___ EXTRACTED MATERIAL ___
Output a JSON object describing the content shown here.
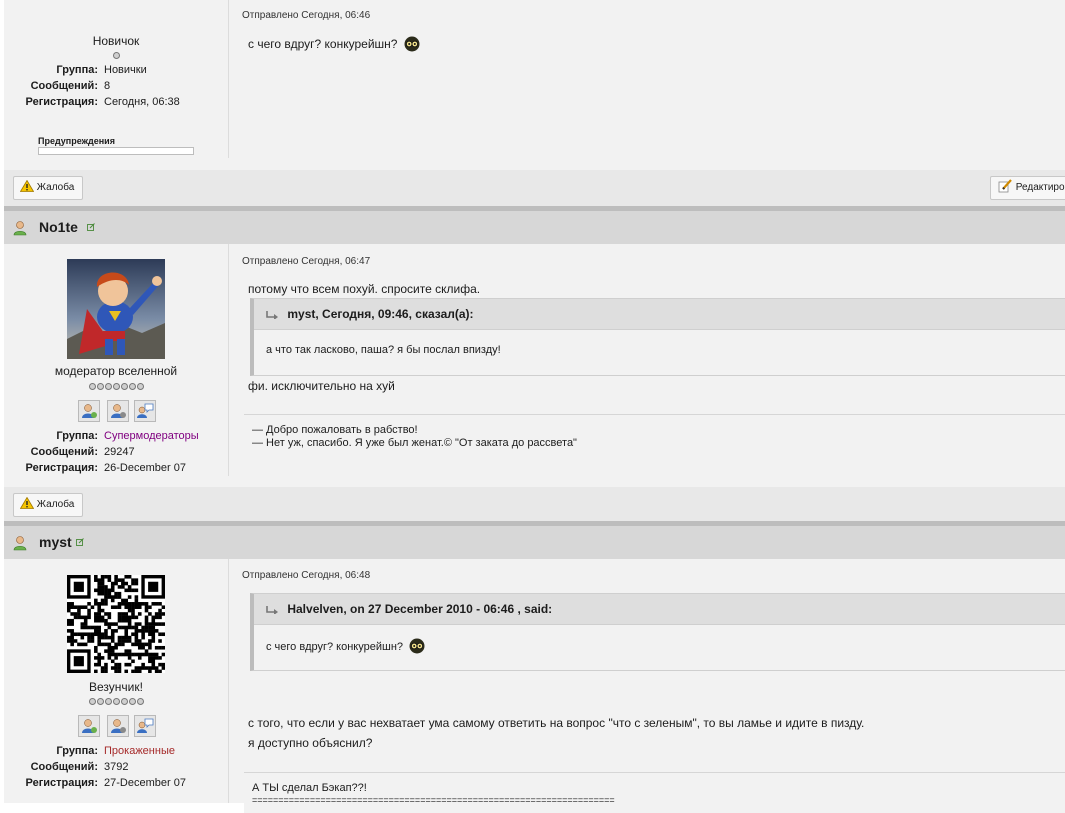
{
  "post1": {
    "rank": "Новичок",
    "group_label": "Группа:",
    "group_value": "Новички",
    "posts_label": "Сообщений:",
    "posts_value": "8",
    "reg_label": "Регистрация:",
    "reg_value": "Сегодня, 06:38",
    "warnings_label": "Предупреждения",
    "posted": "Отправлено Сегодня, 06:46",
    "text": "с чего вдруг? конкурейшн?",
    "report_label": "Жалоба",
    "edit_label": "Редактировать"
  },
  "post2": {
    "author": "No1te",
    "rank": "модератор вселенной",
    "group_label": "Группа:",
    "group_value": "Супермодераторы",
    "group_color": "#800080",
    "posts_label": "Сообщений:",
    "posts_value": "29247",
    "reg_label": "Регистрация:",
    "reg_value": "26-December 07",
    "posted": "Отправлено Сегодня, 06:47",
    "text_before": "потому что всем похуй. спросите склифа.",
    "quote_head": "myst, Сегодня, 09:46, сказал(а):",
    "quote_body": "а что так ласково, паша? я бы послал впизду!",
    "text_after": "фи. исключительно на хуй",
    "sig_line1": "— Добро пожаловать в рабство!",
    "sig_line2": "— Нет уж, спасибо. Я уже был женат.© \"От заката до рассвета\"",
    "report_label": "Жалоба"
  },
  "post3": {
    "author": "myst",
    "rank": "Везунчик!",
    "group_label": "Группа:",
    "group_value": "Прокаженные",
    "group_color": "#a52a2a",
    "posts_label": "Сообщений:",
    "posts_value": "3792",
    "reg_label": "Регистрация:",
    "reg_value": "27-December 07",
    "posted": "Отправлено Сегодня, 06:48",
    "quote_head": "Halvelven, on 27 December 2010 - 06:46 , said:",
    "quote_body": "с чего вдруг? конкурейшн?",
    "text_line1": "с того, что если у вас нехватает ума самому ответить на вопрос \"что с зеленым\", то вы ламье и идите в пизду.",
    "text_line2": "я доступно объяснил?",
    "sig_line1": "А ТЫ сделал Бэкап??!",
    "sig_line2": "====================================================================="
  }
}
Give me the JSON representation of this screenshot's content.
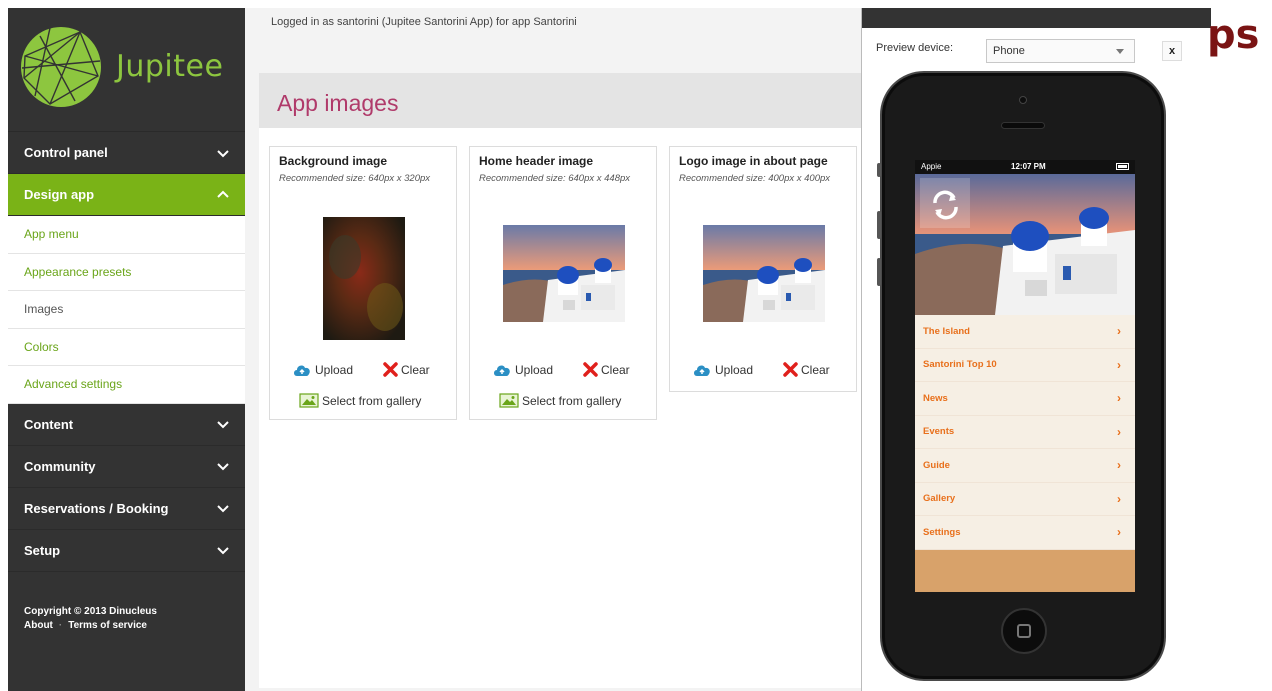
{
  "brand": {
    "name": "Jupitee",
    "color": "#8dc63f"
  },
  "sidebar": {
    "items": [
      {
        "label": "Control panel",
        "icon": "chevron-down-icon"
      },
      {
        "label": "Design app",
        "icon": "chevron-up-icon",
        "active": true
      }
    ],
    "submenu": [
      {
        "label": "App menu"
      },
      {
        "label": "Appearance presets"
      },
      {
        "label": "Images"
      },
      {
        "label": "Colors"
      },
      {
        "label": "Advanced settings"
      }
    ],
    "items_after": [
      {
        "label": "Content",
        "icon": "chevron-down-icon"
      },
      {
        "label": "Community",
        "icon": "chevron-down-icon"
      },
      {
        "label": "Reservations / Booking",
        "icon": "chevron-down-icon"
      },
      {
        "label": "Setup",
        "icon": "chevron-down-icon"
      }
    ],
    "copyright": "Copyright © 2013 Dinucleus",
    "links": {
      "about": "About",
      "separator": "·",
      "terms": "Terms of service"
    }
  },
  "main": {
    "login_info": "Logged in as santorini (Jupitee Santorini App) for app Santorini",
    "title": "App images",
    "cards": [
      {
        "title": "Background image",
        "recommended": "Recommended size: 640px x 320px",
        "upload": "Upload",
        "clear": "Clear",
        "gallery": "Select from gallery"
      },
      {
        "title": "Home header image",
        "recommended": "Recommended size: 640px x 448px",
        "upload": "Upload",
        "clear": "Clear",
        "gallery": "Select from gallery"
      },
      {
        "title": "Logo image in about page",
        "recommended": "Recommended size: 400px x 400px",
        "upload": "Upload",
        "clear": "Clear"
      }
    ]
  },
  "preview": {
    "label": "Preview device:",
    "device": "Phone",
    "close": "x",
    "status": {
      "carrier": "Appie",
      "time": "12:07 PM"
    },
    "menu": [
      "The Island",
      "Santorini Top 10",
      "News",
      "Events",
      "Guide",
      "Gallery",
      "Settings"
    ]
  },
  "corner_text": "ps",
  "colors": {
    "accent_green": "#7ab317",
    "title_magenta": "#b03a6a",
    "menu_orange": "#e8701c",
    "sidebar_bg": "#333333"
  }
}
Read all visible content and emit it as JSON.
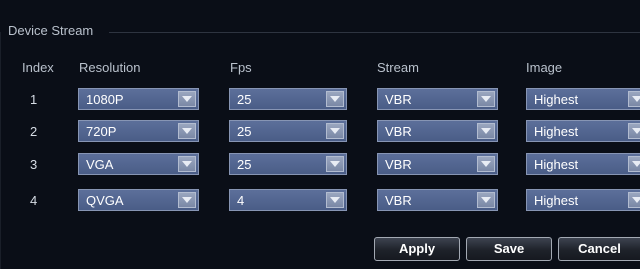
{
  "group": {
    "title": "Device Stream"
  },
  "headers": {
    "index": "Index",
    "resolution": "Resolution",
    "fps": "Fps",
    "stream": "Stream",
    "image": "Image"
  },
  "rows": [
    {
      "index": "1",
      "resolution": "1080P",
      "fps": "25",
      "stream": "VBR",
      "image": "Highest"
    },
    {
      "index": "2",
      "resolution": "720P",
      "fps": "25",
      "stream": "VBR",
      "image": "Highest"
    },
    {
      "index": "3",
      "resolution": "VGA",
      "fps": "25",
      "stream": "VBR",
      "image": "Highest"
    },
    {
      "index": "4",
      "resolution": "QVGA",
      "fps": "4",
      "stream": "VBR",
      "image": "Highest"
    }
  ],
  "buttons": {
    "apply": "Apply",
    "save": "Save",
    "cancel": "Cancel"
  },
  "icons": {
    "dropdown": "chevron-down-icon"
  },
  "colors": {
    "background": "#0a0e17",
    "select_fill": "#5c6f9a",
    "select_border": "#8795b4"
  }
}
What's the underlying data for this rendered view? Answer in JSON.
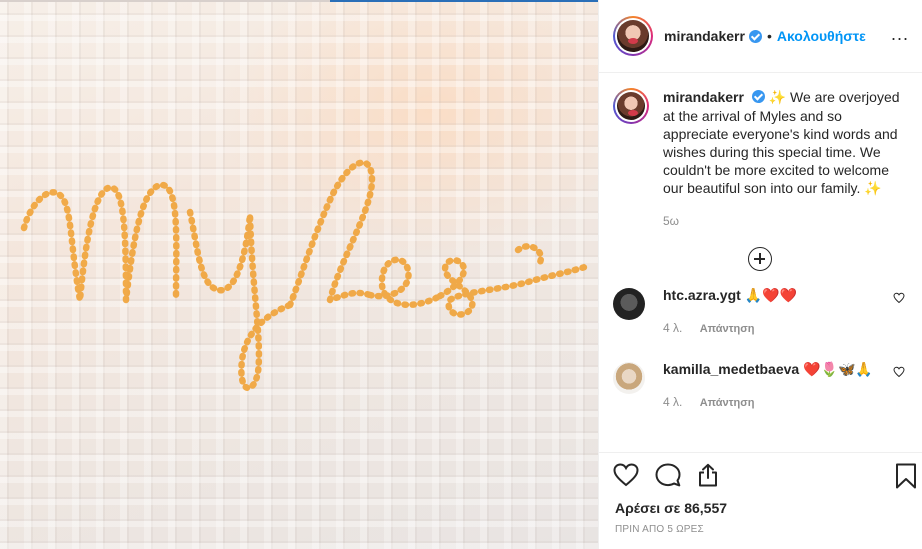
{
  "photo": {
    "stitched_text": "Myles"
  },
  "header": {
    "username": "mirandakerr",
    "separator": "•",
    "follow_label": "Ακολουθήστε",
    "more": "..."
  },
  "caption": {
    "username": "mirandakerr",
    "text_lines": [
      "We are overjoyed",
      "at the arrival of Myles and so",
      "appreciate everyone's kind words and",
      "wishes during this special time. We",
      "couldn't be more excited to welcome",
      "our beautiful son into our family."
    ],
    "sparkle": "✨",
    "time": "5ω"
  },
  "comments": [
    {
      "username": "htc.azra.ygt",
      "text": "🙏❤️❤️",
      "time": "4 λ.",
      "reply": "Απάντηση"
    },
    {
      "username": "kamilla_medetbaeva",
      "text": "❤️🌷🦋🙏",
      "time": "4 λ.",
      "reply": "Απάντηση"
    }
  ],
  "actions": {
    "likes_text": "Αρέσει σε 86,557",
    "posted_ago": "ΠΡΙΝ ΑΠΟ 5 ΩΡΕΣ"
  },
  "colors": {
    "link": "#0095f6",
    "stitch": "#f0a640",
    "verified": "#3897f0"
  }
}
___
- PROBLEM REQUIREMENTS: Your task is an exact transcription of all the data, minus the pictures.

- SOLVED PROBLEM:
Output a JSON object describing the content shown here.
{
  "post1": {
    "rank": "Новичок",
    "group_label": "Группа:",
    "group_value": "Новички",
    "posts_label": "Сообщений:",
    "posts_value": "8",
    "reg_label": "Регистрация:",
    "reg_value": "Сегодня, 06:38",
    "warnings_label": "Предупреждения",
    "posted": "Отправлено Сегодня, 06:46",
    "text": "с чего вдруг? конкурейшн?",
    "report_label": "Жалоба",
    "edit_label": "Редактировать"
  },
  "post2": {
    "author": "No1te",
    "rank": "модератор вселенной",
    "group_label": "Группа:",
    "group_value": "Супермодераторы",
    "group_color": "#800080",
    "posts_label": "Сообщений:",
    "posts_value": "29247",
    "reg_label": "Регистрация:",
    "reg_value": "26-December 07",
    "posted": "Отправлено Сегодня, 06:47",
    "text_before": "потому что всем похуй. спросите склифа.",
    "quote_head": "myst, Сегодня, 09:46, сказал(а):",
    "quote_body": "а что так ласково, паша? я бы послал впизду!",
    "text_after": "фи. исключительно на хуй",
    "sig_line1": "— Добро пожаловать в рабство!",
    "sig_line2": "— Нет уж, спасибо. Я уже был женат.© \"От заката до рассвета\"",
    "report_label": "Жалоба"
  },
  "post3": {
    "author": "myst",
    "rank": "Везунчик!",
    "group_label": "Группа:",
    "group_value": "Прокаженные",
    "group_color": "#a52a2a",
    "posts_label": "Сообщений:",
    "posts_value": "3792",
    "reg_label": "Регистрация:",
    "reg_value": "27-December 07",
    "posted": "Отправлено Сегодня, 06:48",
    "quote_head": "Halvelven, on 27 December 2010 - 06:46 , said:",
    "quote_body": "с чего вдруг? конкурейшн?",
    "text_line1": "с того, что если у вас нехватает ума самому ответить на вопрос \"что с зеленым\", то вы ламье и идите в пизду.",
    "text_line2": "я доступно объяснил?",
    "sig_line1": "А ТЫ сделал Бэкап??!",
    "sig_line2": "====================================================================="
  }
}
Give me the JSON representation of this screenshot's content.
{
  "brand": {
    "name": "Jupitee",
    "color": "#8dc63f"
  },
  "sidebar": {
    "items": [
      {
        "label": "Control panel",
        "icon": "chevron-down-icon"
      },
      {
        "label": "Design app",
        "icon": "chevron-up-icon",
        "active": true
      }
    ],
    "submenu": [
      {
        "label": "App menu"
      },
      {
        "label": "Appearance presets"
      },
      {
        "label": "Images"
      },
      {
        "label": "Colors"
      },
      {
        "label": "Advanced settings"
      }
    ],
    "items_after": [
      {
        "label": "Content",
        "icon": "chevron-down-icon"
      },
      {
        "label": "Community",
        "icon": "chevron-down-icon"
      },
      {
        "label": "Reservations / Booking",
        "icon": "chevron-down-icon"
      },
      {
        "label": "Setup",
        "icon": "chevron-down-icon"
      }
    ],
    "copyright": "Copyright © 2013 Dinucleus",
    "links": {
      "about": "About",
      "separator": "·",
      "terms": "Terms of service"
    }
  },
  "main": {
    "login_info": "Logged in as santorini (Jupitee Santorini App) for app Santorini",
    "title": "App images",
    "cards": [
      {
        "title": "Background image",
        "recommended": "Recommended size: 640px x 320px",
        "upload": "Upload",
        "clear": "Clear",
        "gallery": "Select from gallery"
      },
      {
        "title": "Home header image",
        "recommended": "Recommended size: 640px x 448px",
        "upload": "Upload",
        "clear": "Clear",
        "gallery": "Select from gallery"
      },
      {
        "title": "Logo image in about page",
        "recommended": "Recommended size: 400px x 400px",
        "upload": "Upload",
        "clear": "Clear"
      }
    ]
  },
  "preview": {
    "label": "Preview device:",
    "device": "Phone",
    "close": "x",
    "status": {
      "carrier": "Appie",
      "time": "12:07 PM"
    },
    "menu": [
      "The Island",
      "Santorini Top 10",
      "News",
      "Events",
      "Guide",
      "Gallery",
      "Settings"
    ]
  },
  "corner_text": "ps",
  "colors": {
    "accent_green": "#7ab317",
    "title_magenta": "#b03a6a",
    "menu_orange": "#e8701c",
    "sidebar_bg": "#333333"
  }
}
Read all visible content and emit it as JSON.
{
  "group": {
    "title": "Device Stream"
  },
  "headers": {
    "index": "Index",
    "resolution": "Resolution",
    "fps": "Fps",
    "stream": "Stream",
    "image": "Image"
  },
  "rows": [
    {
      "index": "1",
      "resolution": "1080P",
      "fps": "25",
      "stream": "VBR",
      "image": "Highest"
    },
    {
      "index": "2",
      "resolution": "720P",
      "fps": "25",
      "stream": "VBR",
      "image": "Highest"
    },
    {
      "index": "3",
      "resolution": "VGA",
      "fps": "25",
      "stream": "VBR",
      "image": "Highest"
    },
    {
      "index": "4",
      "resolution": "QVGA",
      "fps": "4",
      "stream": "VBR",
      "image": "Highest"
    }
  ],
  "buttons": {
    "apply": "Apply",
    "save": "Save",
    "cancel": "Cancel"
  },
  "icons": {
    "dropdown": "chevron-down-icon"
  },
  "colors": {
    "background": "#0a0e17",
    "select_fill": "#5c6f9a",
    "select_border": "#8795b4"
  }
}
What's the underlying data for this rendered view? Answer in JSON.
{
  "photo": {
    "stitched_text": "Myles"
  },
  "header": {
    "username": "mirandakerr",
    "separator": "•",
    "follow_label": "Ακολουθήστε",
    "more": "..."
  },
  "caption": {
    "username": "mirandakerr",
    "text_lines": [
      "We are overjoyed",
      "at the arrival of Myles and so",
      "appreciate everyone's kind words and",
      "wishes during this special time. We",
      "couldn't be more excited to welcome",
      "our beautiful son into our family."
    ],
    "sparkle": "✨",
    "time": "5ω"
  },
  "comments": [
    {
      "username": "htc.azra.ygt",
      "text": "🙏❤️❤️",
      "time": "4 λ.",
      "reply": "Απάντηση"
    },
    {
      "username": "kamilla_medetbaeva",
      "text": "❤️🌷🦋🙏",
      "time": "4 λ.",
      "reply": "Απάντηση"
    }
  ],
  "actions": {
    "likes_text": "Αρέσει σε 86,557",
    "posted_ago": "ΠΡΙΝ ΑΠΟ 5 ΩΡΕΣ"
  },
  "colors": {
    "link": "#0095f6",
    "stitch": "#f0a640",
    "verified": "#3897f0"
  }
}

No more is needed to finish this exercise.